- _Recorded information_:
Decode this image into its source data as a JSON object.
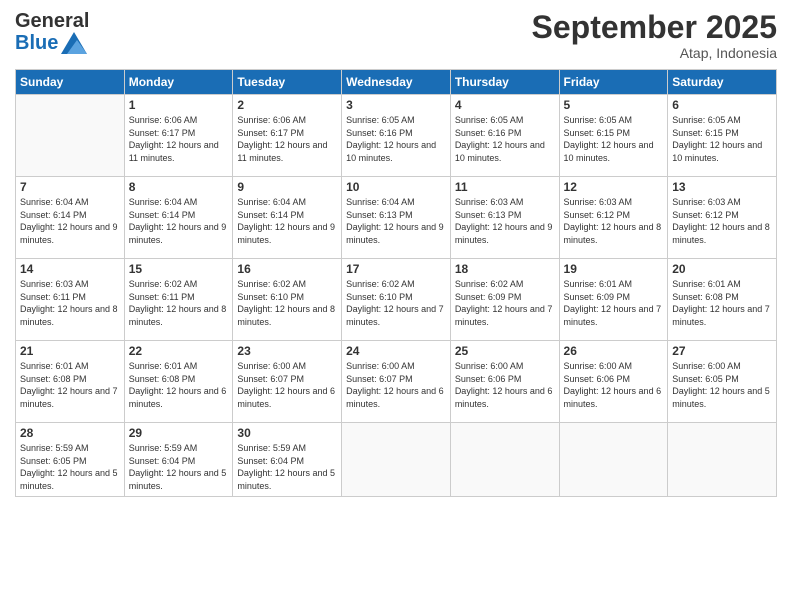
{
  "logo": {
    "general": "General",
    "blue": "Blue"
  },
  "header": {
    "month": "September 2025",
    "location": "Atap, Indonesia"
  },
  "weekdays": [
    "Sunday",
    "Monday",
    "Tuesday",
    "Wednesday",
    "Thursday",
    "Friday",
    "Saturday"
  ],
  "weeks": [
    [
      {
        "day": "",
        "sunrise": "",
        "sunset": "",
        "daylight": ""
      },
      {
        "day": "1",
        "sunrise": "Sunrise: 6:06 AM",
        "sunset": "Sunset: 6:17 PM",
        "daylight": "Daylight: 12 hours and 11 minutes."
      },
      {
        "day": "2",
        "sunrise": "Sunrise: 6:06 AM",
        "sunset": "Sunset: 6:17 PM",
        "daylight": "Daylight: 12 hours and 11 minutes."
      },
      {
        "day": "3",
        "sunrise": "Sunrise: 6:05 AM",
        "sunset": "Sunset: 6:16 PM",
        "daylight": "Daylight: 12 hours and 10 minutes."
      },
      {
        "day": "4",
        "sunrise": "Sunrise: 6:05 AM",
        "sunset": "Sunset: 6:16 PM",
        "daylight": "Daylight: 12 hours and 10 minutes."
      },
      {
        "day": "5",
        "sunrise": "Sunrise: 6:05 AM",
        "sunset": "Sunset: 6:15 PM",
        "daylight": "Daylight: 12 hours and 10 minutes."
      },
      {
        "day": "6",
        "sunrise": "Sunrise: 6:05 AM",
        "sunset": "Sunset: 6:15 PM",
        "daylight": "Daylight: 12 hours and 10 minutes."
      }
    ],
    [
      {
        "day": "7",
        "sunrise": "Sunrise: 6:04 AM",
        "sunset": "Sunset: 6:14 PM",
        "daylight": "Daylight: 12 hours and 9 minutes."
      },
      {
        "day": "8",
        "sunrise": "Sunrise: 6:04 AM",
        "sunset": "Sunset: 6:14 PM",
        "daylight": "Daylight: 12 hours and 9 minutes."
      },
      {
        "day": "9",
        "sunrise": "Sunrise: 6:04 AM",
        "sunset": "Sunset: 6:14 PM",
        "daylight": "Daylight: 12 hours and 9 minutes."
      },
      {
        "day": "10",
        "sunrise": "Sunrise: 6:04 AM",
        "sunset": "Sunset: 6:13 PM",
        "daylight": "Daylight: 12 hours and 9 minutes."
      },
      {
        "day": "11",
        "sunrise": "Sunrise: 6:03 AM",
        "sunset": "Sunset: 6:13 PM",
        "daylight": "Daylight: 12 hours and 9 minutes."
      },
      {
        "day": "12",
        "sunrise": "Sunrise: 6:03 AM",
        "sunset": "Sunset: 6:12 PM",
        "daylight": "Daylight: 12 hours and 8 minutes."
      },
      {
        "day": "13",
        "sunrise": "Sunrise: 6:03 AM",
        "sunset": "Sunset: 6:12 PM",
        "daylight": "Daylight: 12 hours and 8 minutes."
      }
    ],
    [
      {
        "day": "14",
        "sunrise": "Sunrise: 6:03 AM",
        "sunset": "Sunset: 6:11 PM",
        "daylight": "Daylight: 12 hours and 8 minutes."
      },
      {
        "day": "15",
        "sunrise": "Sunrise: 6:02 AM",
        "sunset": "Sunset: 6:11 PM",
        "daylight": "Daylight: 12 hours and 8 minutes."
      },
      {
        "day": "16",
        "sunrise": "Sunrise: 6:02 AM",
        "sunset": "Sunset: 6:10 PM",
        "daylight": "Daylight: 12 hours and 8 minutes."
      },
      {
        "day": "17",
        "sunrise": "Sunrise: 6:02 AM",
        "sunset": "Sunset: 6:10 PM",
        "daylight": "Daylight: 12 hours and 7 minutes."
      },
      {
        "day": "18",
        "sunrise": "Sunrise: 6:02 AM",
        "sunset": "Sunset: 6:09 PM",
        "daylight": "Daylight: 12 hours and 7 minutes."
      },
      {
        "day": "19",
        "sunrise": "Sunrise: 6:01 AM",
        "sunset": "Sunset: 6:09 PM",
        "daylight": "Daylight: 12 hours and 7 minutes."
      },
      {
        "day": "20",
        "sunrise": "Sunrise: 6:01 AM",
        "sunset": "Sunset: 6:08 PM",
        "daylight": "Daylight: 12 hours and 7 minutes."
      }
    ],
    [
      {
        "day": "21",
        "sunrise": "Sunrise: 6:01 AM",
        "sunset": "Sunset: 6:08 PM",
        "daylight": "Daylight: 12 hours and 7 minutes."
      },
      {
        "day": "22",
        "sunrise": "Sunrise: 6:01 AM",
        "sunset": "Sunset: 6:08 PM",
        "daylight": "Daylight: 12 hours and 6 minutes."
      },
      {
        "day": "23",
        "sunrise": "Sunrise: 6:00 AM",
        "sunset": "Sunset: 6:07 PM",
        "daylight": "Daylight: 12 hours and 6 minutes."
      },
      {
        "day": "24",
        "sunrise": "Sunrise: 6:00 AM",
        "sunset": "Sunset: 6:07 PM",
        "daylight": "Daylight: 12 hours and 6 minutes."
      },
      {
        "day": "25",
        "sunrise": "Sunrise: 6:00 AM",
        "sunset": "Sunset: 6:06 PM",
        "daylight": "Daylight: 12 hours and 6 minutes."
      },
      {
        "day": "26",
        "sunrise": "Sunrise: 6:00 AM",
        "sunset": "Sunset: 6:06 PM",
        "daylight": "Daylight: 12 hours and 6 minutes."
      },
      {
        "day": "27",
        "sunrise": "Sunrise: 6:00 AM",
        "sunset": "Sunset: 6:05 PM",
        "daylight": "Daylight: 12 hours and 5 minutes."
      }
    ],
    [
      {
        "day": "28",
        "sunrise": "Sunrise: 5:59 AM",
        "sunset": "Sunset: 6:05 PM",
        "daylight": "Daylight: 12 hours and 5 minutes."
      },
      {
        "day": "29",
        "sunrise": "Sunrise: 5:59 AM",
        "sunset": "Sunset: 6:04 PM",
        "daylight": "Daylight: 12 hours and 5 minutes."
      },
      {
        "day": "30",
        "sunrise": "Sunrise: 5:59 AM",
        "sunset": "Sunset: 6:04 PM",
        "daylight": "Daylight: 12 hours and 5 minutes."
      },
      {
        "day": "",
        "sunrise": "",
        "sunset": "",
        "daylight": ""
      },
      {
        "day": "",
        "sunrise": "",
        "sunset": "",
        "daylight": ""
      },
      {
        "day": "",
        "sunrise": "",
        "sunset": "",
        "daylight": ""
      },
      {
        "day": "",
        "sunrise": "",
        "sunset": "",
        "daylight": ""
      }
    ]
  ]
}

- _Exercise instructions_: Copy the records exactly as they appear, excluding images.

- _Expected answer_:
Decode this image into its source data as a JSON object.
{
  "logo": {
    "general": "General",
    "blue": "Blue"
  },
  "header": {
    "month": "September 2025",
    "location": "Atap, Indonesia"
  },
  "weekdays": [
    "Sunday",
    "Monday",
    "Tuesday",
    "Wednesday",
    "Thursday",
    "Friday",
    "Saturday"
  ],
  "weeks": [
    [
      {
        "day": "",
        "sunrise": "",
        "sunset": "",
        "daylight": ""
      },
      {
        "day": "1",
        "sunrise": "Sunrise: 6:06 AM",
        "sunset": "Sunset: 6:17 PM",
        "daylight": "Daylight: 12 hours and 11 minutes."
      },
      {
        "day": "2",
        "sunrise": "Sunrise: 6:06 AM",
        "sunset": "Sunset: 6:17 PM",
        "daylight": "Daylight: 12 hours and 11 minutes."
      },
      {
        "day": "3",
        "sunrise": "Sunrise: 6:05 AM",
        "sunset": "Sunset: 6:16 PM",
        "daylight": "Daylight: 12 hours and 10 minutes."
      },
      {
        "day": "4",
        "sunrise": "Sunrise: 6:05 AM",
        "sunset": "Sunset: 6:16 PM",
        "daylight": "Daylight: 12 hours and 10 minutes."
      },
      {
        "day": "5",
        "sunrise": "Sunrise: 6:05 AM",
        "sunset": "Sunset: 6:15 PM",
        "daylight": "Daylight: 12 hours and 10 minutes."
      },
      {
        "day": "6",
        "sunrise": "Sunrise: 6:05 AM",
        "sunset": "Sunset: 6:15 PM",
        "daylight": "Daylight: 12 hours and 10 minutes."
      }
    ],
    [
      {
        "day": "7",
        "sunrise": "Sunrise: 6:04 AM",
        "sunset": "Sunset: 6:14 PM",
        "daylight": "Daylight: 12 hours and 9 minutes."
      },
      {
        "day": "8",
        "sunrise": "Sunrise: 6:04 AM",
        "sunset": "Sunset: 6:14 PM",
        "daylight": "Daylight: 12 hours and 9 minutes."
      },
      {
        "day": "9",
        "sunrise": "Sunrise: 6:04 AM",
        "sunset": "Sunset: 6:14 PM",
        "daylight": "Daylight: 12 hours and 9 minutes."
      },
      {
        "day": "10",
        "sunrise": "Sunrise: 6:04 AM",
        "sunset": "Sunset: 6:13 PM",
        "daylight": "Daylight: 12 hours and 9 minutes."
      },
      {
        "day": "11",
        "sunrise": "Sunrise: 6:03 AM",
        "sunset": "Sunset: 6:13 PM",
        "daylight": "Daylight: 12 hours and 9 minutes."
      },
      {
        "day": "12",
        "sunrise": "Sunrise: 6:03 AM",
        "sunset": "Sunset: 6:12 PM",
        "daylight": "Daylight: 12 hours and 8 minutes."
      },
      {
        "day": "13",
        "sunrise": "Sunrise: 6:03 AM",
        "sunset": "Sunset: 6:12 PM",
        "daylight": "Daylight: 12 hours and 8 minutes."
      }
    ],
    [
      {
        "day": "14",
        "sunrise": "Sunrise: 6:03 AM",
        "sunset": "Sunset: 6:11 PM",
        "daylight": "Daylight: 12 hours and 8 minutes."
      },
      {
        "day": "15",
        "sunrise": "Sunrise: 6:02 AM",
        "sunset": "Sunset: 6:11 PM",
        "daylight": "Daylight: 12 hours and 8 minutes."
      },
      {
        "day": "16",
        "sunrise": "Sunrise: 6:02 AM",
        "sunset": "Sunset: 6:10 PM",
        "daylight": "Daylight: 12 hours and 8 minutes."
      },
      {
        "day": "17",
        "sunrise": "Sunrise: 6:02 AM",
        "sunset": "Sunset: 6:10 PM",
        "daylight": "Daylight: 12 hours and 7 minutes."
      },
      {
        "day": "18",
        "sunrise": "Sunrise: 6:02 AM",
        "sunset": "Sunset: 6:09 PM",
        "daylight": "Daylight: 12 hours and 7 minutes."
      },
      {
        "day": "19",
        "sunrise": "Sunrise: 6:01 AM",
        "sunset": "Sunset: 6:09 PM",
        "daylight": "Daylight: 12 hours and 7 minutes."
      },
      {
        "day": "20",
        "sunrise": "Sunrise: 6:01 AM",
        "sunset": "Sunset: 6:08 PM",
        "daylight": "Daylight: 12 hours and 7 minutes."
      }
    ],
    [
      {
        "day": "21",
        "sunrise": "Sunrise: 6:01 AM",
        "sunset": "Sunset: 6:08 PM",
        "daylight": "Daylight: 12 hours and 7 minutes."
      },
      {
        "day": "22",
        "sunrise": "Sunrise: 6:01 AM",
        "sunset": "Sunset: 6:08 PM",
        "daylight": "Daylight: 12 hours and 6 minutes."
      },
      {
        "day": "23",
        "sunrise": "Sunrise: 6:00 AM",
        "sunset": "Sunset: 6:07 PM",
        "daylight": "Daylight: 12 hours and 6 minutes."
      },
      {
        "day": "24",
        "sunrise": "Sunrise: 6:00 AM",
        "sunset": "Sunset: 6:07 PM",
        "daylight": "Daylight: 12 hours and 6 minutes."
      },
      {
        "day": "25",
        "sunrise": "Sunrise: 6:00 AM",
        "sunset": "Sunset: 6:06 PM",
        "daylight": "Daylight: 12 hours and 6 minutes."
      },
      {
        "day": "26",
        "sunrise": "Sunrise: 6:00 AM",
        "sunset": "Sunset: 6:06 PM",
        "daylight": "Daylight: 12 hours and 6 minutes."
      },
      {
        "day": "27",
        "sunrise": "Sunrise: 6:00 AM",
        "sunset": "Sunset: 6:05 PM",
        "daylight": "Daylight: 12 hours and 5 minutes."
      }
    ],
    [
      {
        "day": "28",
        "sunrise": "Sunrise: 5:59 AM",
        "sunset": "Sunset: 6:05 PM",
        "daylight": "Daylight: 12 hours and 5 minutes."
      },
      {
        "day": "29",
        "sunrise": "Sunrise: 5:59 AM",
        "sunset": "Sunset: 6:04 PM",
        "daylight": "Daylight: 12 hours and 5 minutes."
      },
      {
        "day": "30",
        "sunrise": "Sunrise: 5:59 AM",
        "sunset": "Sunset: 6:04 PM",
        "daylight": "Daylight: 12 hours and 5 minutes."
      },
      {
        "day": "",
        "sunrise": "",
        "sunset": "",
        "daylight": ""
      },
      {
        "day": "",
        "sunrise": "",
        "sunset": "",
        "daylight": ""
      },
      {
        "day": "",
        "sunrise": "",
        "sunset": "",
        "daylight": ""
      },
      {
        "day": "",
        "sunrise": "",
        "sunset": "",
        "daylight": ""
      }
    ]
  ]
}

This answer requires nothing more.